**TASK STATEMENT**
Collect every line that includes the string "title".

Some records:
-- Begin --
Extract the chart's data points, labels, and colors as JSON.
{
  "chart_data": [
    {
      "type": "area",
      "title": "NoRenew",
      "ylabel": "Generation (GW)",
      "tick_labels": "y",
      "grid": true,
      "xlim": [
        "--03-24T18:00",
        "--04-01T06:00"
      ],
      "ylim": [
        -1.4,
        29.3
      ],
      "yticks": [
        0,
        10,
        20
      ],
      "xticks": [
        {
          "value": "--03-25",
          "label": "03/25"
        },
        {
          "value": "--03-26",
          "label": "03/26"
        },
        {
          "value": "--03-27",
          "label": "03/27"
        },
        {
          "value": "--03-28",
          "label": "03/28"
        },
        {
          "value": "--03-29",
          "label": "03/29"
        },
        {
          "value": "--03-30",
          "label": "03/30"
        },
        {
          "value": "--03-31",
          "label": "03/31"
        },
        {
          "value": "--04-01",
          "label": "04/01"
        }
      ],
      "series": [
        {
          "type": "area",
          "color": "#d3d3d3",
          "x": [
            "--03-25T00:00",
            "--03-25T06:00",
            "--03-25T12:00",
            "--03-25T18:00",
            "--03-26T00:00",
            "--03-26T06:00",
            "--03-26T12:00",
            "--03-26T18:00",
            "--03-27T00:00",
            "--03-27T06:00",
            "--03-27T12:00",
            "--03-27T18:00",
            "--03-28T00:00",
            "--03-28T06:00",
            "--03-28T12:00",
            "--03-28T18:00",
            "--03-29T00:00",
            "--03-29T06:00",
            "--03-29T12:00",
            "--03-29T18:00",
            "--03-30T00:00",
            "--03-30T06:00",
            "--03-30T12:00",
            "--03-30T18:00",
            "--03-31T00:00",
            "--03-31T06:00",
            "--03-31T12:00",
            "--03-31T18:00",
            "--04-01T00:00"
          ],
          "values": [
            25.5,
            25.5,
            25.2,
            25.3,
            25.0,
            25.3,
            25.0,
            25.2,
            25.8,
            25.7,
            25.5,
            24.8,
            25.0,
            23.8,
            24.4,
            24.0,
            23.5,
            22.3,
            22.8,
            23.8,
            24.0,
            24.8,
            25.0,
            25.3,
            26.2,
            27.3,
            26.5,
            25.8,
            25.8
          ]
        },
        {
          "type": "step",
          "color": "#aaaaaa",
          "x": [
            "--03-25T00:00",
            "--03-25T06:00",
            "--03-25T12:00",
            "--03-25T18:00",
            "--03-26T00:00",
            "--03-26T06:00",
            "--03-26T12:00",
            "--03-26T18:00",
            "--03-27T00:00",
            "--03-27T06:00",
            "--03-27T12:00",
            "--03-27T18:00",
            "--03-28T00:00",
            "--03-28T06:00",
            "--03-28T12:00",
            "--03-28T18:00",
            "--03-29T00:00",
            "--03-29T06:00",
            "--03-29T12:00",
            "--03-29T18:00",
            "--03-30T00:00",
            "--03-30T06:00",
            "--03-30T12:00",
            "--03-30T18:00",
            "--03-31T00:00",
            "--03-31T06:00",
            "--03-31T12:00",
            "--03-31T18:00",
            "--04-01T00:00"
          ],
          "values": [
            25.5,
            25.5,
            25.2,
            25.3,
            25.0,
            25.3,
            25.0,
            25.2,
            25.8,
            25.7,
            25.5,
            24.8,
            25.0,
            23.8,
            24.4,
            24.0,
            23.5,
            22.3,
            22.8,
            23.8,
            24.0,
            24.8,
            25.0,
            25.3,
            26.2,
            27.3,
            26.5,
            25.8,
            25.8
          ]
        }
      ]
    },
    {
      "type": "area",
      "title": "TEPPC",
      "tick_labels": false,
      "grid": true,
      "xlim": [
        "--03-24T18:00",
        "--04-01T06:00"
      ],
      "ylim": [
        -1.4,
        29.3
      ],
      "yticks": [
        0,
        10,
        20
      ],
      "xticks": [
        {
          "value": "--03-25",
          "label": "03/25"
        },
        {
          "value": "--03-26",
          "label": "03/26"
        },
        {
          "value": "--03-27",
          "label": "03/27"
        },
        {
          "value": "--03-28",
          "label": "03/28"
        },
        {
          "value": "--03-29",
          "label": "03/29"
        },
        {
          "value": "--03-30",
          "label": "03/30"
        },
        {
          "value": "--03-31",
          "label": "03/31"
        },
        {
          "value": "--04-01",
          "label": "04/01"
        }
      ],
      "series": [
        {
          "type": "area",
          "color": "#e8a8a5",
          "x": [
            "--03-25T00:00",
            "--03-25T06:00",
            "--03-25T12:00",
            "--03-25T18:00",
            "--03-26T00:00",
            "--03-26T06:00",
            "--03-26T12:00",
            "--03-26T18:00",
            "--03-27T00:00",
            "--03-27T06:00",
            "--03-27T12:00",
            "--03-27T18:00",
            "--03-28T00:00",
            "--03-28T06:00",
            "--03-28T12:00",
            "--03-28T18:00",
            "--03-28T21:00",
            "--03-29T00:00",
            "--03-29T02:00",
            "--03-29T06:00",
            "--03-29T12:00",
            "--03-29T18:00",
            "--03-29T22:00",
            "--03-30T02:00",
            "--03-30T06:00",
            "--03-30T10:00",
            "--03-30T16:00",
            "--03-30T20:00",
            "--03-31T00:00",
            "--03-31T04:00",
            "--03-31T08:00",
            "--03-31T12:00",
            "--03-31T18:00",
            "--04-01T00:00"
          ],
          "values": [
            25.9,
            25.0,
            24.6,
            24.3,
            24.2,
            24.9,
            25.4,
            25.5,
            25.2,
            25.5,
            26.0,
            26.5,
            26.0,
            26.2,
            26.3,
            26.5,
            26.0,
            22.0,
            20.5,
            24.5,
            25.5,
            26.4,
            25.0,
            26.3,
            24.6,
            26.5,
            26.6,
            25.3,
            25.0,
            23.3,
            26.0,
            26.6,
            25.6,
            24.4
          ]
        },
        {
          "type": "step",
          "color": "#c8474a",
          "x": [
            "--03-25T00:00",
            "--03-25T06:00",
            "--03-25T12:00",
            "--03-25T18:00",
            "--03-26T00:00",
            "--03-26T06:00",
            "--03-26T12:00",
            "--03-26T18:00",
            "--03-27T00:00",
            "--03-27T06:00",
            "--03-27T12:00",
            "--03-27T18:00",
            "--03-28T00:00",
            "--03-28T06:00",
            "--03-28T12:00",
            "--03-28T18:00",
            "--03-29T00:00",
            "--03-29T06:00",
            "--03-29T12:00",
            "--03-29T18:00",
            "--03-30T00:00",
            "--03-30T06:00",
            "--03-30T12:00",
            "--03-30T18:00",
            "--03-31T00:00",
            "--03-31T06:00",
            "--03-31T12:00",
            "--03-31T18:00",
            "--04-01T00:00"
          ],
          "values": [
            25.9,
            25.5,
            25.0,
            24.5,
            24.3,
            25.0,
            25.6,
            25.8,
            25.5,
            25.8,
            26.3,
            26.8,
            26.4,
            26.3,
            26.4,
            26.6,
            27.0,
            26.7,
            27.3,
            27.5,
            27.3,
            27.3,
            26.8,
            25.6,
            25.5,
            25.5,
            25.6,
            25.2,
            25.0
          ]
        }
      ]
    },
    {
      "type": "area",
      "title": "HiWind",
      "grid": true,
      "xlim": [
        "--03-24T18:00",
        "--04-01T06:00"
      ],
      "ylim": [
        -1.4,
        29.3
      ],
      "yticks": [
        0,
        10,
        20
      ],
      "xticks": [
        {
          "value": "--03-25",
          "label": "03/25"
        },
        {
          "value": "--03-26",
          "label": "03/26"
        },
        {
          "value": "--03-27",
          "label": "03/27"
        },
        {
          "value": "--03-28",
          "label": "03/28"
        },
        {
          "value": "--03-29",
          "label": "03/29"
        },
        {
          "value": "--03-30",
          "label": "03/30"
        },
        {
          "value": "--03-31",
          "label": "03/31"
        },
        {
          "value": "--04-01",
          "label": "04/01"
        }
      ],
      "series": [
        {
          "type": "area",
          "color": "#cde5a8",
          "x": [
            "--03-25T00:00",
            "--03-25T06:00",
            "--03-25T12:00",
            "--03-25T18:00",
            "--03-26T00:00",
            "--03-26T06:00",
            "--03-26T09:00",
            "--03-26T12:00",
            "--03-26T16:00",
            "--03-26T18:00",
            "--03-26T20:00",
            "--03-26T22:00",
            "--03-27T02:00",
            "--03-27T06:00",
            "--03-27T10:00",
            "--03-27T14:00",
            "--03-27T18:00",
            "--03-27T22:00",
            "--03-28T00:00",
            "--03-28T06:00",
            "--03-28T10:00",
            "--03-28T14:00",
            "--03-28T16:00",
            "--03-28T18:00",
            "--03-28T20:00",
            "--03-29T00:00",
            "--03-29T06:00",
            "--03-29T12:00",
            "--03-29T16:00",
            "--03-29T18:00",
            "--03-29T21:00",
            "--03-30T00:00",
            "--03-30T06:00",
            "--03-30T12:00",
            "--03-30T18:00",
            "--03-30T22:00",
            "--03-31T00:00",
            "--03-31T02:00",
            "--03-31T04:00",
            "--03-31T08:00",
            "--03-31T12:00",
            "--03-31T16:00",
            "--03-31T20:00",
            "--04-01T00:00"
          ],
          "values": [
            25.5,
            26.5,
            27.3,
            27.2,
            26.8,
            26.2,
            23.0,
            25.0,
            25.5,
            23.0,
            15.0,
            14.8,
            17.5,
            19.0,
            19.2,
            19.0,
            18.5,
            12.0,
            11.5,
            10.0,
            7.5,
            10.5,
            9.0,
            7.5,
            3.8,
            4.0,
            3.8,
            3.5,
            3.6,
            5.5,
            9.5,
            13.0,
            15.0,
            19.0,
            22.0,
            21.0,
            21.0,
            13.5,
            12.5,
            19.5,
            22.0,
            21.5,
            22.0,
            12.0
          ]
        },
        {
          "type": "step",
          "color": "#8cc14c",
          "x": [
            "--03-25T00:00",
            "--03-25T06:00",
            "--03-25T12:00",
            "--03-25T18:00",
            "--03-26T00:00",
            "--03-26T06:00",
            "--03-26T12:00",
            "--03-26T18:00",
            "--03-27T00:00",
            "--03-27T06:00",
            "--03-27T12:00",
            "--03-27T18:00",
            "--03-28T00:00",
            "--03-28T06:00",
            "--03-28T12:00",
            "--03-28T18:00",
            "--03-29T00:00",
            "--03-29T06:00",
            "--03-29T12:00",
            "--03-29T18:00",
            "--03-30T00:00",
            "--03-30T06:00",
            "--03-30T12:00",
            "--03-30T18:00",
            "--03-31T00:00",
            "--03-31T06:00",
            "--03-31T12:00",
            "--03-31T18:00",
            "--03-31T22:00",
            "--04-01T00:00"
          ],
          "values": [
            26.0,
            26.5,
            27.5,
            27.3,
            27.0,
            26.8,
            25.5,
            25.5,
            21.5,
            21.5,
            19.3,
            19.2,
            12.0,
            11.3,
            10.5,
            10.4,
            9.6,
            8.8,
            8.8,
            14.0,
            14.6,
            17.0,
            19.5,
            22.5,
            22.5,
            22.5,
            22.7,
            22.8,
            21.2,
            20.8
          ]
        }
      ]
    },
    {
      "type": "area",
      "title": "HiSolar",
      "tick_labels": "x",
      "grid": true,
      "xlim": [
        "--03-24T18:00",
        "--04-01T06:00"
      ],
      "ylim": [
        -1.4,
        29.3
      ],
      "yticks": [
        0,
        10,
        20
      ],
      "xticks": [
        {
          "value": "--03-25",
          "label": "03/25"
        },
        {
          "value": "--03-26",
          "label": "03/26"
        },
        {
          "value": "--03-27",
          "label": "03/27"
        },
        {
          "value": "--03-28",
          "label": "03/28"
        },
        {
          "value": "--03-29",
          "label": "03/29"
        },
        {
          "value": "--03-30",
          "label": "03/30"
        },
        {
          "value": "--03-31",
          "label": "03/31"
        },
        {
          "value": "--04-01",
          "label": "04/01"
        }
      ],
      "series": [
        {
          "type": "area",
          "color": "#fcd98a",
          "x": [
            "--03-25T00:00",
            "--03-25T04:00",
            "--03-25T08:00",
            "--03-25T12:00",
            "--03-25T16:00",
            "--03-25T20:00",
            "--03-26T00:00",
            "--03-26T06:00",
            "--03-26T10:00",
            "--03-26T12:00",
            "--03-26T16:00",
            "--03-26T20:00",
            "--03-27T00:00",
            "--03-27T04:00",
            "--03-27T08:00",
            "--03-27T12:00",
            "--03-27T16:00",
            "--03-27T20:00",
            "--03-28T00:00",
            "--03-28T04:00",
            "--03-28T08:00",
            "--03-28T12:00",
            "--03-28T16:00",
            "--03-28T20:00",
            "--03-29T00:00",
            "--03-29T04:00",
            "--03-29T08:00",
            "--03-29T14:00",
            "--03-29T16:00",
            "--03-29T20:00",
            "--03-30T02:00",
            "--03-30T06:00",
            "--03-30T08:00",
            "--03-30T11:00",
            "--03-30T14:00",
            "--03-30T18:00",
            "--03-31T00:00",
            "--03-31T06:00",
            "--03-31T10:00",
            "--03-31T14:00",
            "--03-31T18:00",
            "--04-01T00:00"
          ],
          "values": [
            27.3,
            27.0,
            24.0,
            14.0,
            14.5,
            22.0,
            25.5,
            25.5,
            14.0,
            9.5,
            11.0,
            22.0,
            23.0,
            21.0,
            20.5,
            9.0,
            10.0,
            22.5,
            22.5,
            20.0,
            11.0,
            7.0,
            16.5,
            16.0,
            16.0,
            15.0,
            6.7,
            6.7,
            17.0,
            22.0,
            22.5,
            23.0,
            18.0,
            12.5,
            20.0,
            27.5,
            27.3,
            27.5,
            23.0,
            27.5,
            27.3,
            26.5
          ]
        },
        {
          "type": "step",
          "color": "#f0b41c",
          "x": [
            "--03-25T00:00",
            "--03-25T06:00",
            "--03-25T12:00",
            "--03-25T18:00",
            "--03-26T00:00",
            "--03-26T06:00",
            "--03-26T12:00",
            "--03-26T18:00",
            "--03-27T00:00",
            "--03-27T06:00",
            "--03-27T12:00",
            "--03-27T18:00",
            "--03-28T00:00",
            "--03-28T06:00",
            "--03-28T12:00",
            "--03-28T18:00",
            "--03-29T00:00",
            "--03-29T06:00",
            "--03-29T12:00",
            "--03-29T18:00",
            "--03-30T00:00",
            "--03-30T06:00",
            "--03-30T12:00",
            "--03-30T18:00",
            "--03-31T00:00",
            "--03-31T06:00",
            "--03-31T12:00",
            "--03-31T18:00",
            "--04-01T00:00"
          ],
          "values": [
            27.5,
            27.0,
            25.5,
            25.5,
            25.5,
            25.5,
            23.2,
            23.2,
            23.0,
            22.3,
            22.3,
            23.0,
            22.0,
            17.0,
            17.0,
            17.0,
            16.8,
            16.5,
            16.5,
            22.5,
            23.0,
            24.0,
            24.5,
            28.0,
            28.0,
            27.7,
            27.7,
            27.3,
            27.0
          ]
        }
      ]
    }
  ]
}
-- End --
**RESPONSE**
      "title": "NoRenew",
      "title": "TEPPC",
      "title": "HiWind",
      "title": "HiSolar",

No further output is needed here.